(Dataset listings of figures)
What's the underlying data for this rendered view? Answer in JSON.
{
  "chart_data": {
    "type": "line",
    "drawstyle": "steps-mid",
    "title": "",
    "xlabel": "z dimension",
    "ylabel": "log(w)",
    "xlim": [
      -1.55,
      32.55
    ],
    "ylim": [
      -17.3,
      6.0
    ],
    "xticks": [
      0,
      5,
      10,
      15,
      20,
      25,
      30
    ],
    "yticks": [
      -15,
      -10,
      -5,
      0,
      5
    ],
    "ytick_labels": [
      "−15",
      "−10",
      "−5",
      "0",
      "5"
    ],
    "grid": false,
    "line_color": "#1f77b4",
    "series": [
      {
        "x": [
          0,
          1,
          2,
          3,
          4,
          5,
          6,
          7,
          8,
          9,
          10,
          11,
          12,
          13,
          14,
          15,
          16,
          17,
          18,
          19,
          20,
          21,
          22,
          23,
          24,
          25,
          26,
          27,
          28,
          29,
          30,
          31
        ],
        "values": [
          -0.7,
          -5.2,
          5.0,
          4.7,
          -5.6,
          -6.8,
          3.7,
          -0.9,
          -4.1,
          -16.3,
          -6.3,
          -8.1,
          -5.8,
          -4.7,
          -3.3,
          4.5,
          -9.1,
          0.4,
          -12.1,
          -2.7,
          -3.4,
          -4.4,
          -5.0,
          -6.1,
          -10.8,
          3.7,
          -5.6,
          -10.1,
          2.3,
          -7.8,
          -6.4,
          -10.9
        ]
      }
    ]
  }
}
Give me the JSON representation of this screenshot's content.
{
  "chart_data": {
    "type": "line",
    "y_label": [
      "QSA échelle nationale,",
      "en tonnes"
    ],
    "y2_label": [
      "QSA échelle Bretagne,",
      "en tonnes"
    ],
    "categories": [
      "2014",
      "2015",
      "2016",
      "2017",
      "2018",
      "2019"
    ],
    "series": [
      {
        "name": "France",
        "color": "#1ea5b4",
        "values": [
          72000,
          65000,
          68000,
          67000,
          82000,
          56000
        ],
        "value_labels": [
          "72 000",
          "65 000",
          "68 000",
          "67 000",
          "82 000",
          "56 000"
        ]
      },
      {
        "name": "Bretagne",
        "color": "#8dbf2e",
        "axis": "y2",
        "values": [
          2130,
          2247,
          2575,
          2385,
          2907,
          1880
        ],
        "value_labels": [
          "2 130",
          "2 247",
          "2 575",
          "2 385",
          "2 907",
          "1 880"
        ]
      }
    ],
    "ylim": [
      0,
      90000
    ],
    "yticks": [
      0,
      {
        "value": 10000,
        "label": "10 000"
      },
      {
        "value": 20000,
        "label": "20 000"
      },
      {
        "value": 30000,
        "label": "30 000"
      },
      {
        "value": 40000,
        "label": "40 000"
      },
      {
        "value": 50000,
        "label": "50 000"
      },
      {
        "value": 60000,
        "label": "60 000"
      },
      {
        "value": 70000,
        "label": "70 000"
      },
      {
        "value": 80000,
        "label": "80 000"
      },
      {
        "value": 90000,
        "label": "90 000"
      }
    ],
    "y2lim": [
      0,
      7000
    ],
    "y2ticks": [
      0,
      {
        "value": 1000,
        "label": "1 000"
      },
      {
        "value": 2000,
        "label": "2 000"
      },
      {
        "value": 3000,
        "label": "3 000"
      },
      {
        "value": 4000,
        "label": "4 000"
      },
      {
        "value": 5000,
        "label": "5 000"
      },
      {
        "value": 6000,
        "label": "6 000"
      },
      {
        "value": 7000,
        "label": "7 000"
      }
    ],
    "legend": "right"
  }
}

#### WHAT TO WORK ON:
Look back over the material above and state how many lines hold the word "this". Write the number and nothing else.

#### EXERCISE RESULT:
2